▸ **TASK GOAL**
Locate and copy all lines bearing the word "text".

Part of a data file
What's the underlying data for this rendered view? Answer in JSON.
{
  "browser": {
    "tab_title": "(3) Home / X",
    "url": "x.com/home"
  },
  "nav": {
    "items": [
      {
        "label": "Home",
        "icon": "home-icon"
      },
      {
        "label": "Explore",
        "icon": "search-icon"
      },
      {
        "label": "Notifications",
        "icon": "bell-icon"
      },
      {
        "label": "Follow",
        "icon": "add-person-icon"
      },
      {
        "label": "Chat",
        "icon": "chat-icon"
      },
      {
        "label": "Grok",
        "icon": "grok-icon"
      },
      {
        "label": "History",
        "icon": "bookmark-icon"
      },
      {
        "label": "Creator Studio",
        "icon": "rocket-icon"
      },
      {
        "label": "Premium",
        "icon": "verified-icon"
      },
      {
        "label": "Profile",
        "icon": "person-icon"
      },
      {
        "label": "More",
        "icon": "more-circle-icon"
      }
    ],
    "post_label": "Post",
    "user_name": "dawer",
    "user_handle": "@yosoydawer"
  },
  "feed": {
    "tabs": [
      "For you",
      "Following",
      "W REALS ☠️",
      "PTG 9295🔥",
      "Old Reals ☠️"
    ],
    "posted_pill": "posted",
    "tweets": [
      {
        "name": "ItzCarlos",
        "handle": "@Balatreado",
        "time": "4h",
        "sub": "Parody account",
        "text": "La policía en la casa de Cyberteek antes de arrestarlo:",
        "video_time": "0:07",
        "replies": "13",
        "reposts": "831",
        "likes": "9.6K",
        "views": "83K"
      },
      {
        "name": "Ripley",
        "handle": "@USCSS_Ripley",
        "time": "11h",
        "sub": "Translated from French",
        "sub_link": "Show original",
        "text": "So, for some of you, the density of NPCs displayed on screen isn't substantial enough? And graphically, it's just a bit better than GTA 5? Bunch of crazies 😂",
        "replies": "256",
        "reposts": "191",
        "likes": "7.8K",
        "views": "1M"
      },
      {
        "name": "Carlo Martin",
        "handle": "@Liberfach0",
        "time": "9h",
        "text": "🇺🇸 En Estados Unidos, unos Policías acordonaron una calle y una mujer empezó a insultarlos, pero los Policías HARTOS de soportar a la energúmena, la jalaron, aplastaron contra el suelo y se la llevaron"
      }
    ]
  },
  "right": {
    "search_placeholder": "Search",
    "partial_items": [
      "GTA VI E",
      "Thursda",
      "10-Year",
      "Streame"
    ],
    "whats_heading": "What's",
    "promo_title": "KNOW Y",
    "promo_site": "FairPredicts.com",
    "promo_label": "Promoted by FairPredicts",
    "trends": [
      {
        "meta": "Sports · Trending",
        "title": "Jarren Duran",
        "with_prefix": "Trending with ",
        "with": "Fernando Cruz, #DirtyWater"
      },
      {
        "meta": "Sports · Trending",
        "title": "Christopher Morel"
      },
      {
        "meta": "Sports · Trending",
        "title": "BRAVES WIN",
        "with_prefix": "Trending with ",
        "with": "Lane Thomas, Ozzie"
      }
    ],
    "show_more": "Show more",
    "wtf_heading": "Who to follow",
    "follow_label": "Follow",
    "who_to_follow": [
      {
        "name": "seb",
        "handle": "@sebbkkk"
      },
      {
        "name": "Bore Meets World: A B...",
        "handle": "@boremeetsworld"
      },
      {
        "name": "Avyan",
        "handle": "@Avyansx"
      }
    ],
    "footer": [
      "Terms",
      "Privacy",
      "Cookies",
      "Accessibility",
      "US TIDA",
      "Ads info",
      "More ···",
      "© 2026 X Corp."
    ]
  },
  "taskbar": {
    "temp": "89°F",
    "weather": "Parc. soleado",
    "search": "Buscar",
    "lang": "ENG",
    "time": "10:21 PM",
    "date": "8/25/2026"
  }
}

▸ **THE RESPONSE**
        "text": "La policía en la casa de Cyberteek antes de arrestarlo:",
        "text": "So, for some of you, the density of NPCs displayed on screen isn't substantial enough? And graphically, it's just a bit better than GTA 5? Bunch of crazies 😂",
        "text": "🇺🇸 En Estados Unidos, unos Policías acordonaron una calle y una mujer empezó a insultarlos, pero los Policías HARTOS de soportar a la energúmena, la jalaron, aplastaron contra el suelo y se la llevaron"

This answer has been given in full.